▶ EXERCISE DATA:
───
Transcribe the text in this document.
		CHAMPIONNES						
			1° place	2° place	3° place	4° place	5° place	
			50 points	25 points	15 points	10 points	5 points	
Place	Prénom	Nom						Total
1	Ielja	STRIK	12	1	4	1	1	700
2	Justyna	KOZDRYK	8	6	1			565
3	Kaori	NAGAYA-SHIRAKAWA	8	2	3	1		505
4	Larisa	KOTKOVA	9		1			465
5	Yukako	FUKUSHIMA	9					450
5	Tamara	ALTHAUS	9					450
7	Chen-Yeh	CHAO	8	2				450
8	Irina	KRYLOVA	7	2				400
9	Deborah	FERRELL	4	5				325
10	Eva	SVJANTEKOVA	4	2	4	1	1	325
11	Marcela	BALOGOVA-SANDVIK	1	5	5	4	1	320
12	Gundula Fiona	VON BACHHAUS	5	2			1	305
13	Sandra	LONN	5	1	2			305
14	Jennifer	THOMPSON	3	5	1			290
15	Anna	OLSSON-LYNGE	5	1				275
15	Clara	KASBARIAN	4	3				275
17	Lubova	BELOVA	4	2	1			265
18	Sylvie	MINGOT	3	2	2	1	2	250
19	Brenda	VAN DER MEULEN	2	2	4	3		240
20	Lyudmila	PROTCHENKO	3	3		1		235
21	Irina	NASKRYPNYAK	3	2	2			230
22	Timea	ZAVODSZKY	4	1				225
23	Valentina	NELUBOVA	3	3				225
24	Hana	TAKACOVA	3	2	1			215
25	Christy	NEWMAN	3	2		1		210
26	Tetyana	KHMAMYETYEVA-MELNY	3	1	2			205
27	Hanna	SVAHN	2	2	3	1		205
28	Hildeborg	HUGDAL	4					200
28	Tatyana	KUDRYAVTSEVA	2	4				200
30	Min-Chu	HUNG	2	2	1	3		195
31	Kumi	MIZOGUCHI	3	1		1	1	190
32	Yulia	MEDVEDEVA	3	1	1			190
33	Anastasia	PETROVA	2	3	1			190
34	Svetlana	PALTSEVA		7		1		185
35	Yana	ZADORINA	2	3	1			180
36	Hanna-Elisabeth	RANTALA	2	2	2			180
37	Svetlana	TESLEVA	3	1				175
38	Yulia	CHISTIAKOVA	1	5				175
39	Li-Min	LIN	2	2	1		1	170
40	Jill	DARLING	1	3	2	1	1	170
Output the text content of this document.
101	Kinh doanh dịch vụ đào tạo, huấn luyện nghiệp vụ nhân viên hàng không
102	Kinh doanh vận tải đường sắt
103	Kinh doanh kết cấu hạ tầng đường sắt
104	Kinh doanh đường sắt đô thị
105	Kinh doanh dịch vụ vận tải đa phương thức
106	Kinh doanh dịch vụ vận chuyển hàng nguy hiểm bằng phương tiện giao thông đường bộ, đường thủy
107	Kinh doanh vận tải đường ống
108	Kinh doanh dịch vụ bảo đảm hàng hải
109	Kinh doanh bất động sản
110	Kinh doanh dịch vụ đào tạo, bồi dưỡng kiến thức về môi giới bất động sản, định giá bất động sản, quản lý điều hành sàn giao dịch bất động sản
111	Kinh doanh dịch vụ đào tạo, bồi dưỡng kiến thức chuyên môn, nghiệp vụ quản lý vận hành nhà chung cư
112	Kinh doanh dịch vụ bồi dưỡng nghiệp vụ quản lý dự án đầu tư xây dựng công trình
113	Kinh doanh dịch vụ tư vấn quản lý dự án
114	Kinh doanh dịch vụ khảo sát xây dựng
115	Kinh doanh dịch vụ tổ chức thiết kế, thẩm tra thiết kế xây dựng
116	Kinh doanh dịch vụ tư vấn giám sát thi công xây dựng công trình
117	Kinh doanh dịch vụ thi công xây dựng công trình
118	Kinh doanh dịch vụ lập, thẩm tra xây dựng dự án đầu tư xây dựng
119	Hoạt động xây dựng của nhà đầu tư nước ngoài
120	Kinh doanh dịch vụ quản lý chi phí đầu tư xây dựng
───
▶ STATED PROBLEM: Select all lines in the listing above where the word "quản" appears, and show them.

▶ CORRECT RESULT:
110	Kinh doanh dịch vụ đào tạo, bồi dưỡng kiến thức về môi giới bất động sản, định giá bất động sản, quản lý điều hành sàn giao dịch bất động sản
111	Kinh doanh dịch vụ đào tạo, bồi dưỡng kiến thức chuyên môn, nghiệp vụ quản lý vận hành nhà chung cư
112	Kinh doanh dịch vụ bồi dưỡng nghiệp vụ quản lý dự án đầu tư xây dựng công trình
113	Kinh doanh dịch vụ tư vấn quản lý dự án
120	Kinh doanh dịch vụ quản lý chi phí đầu tư xây dựng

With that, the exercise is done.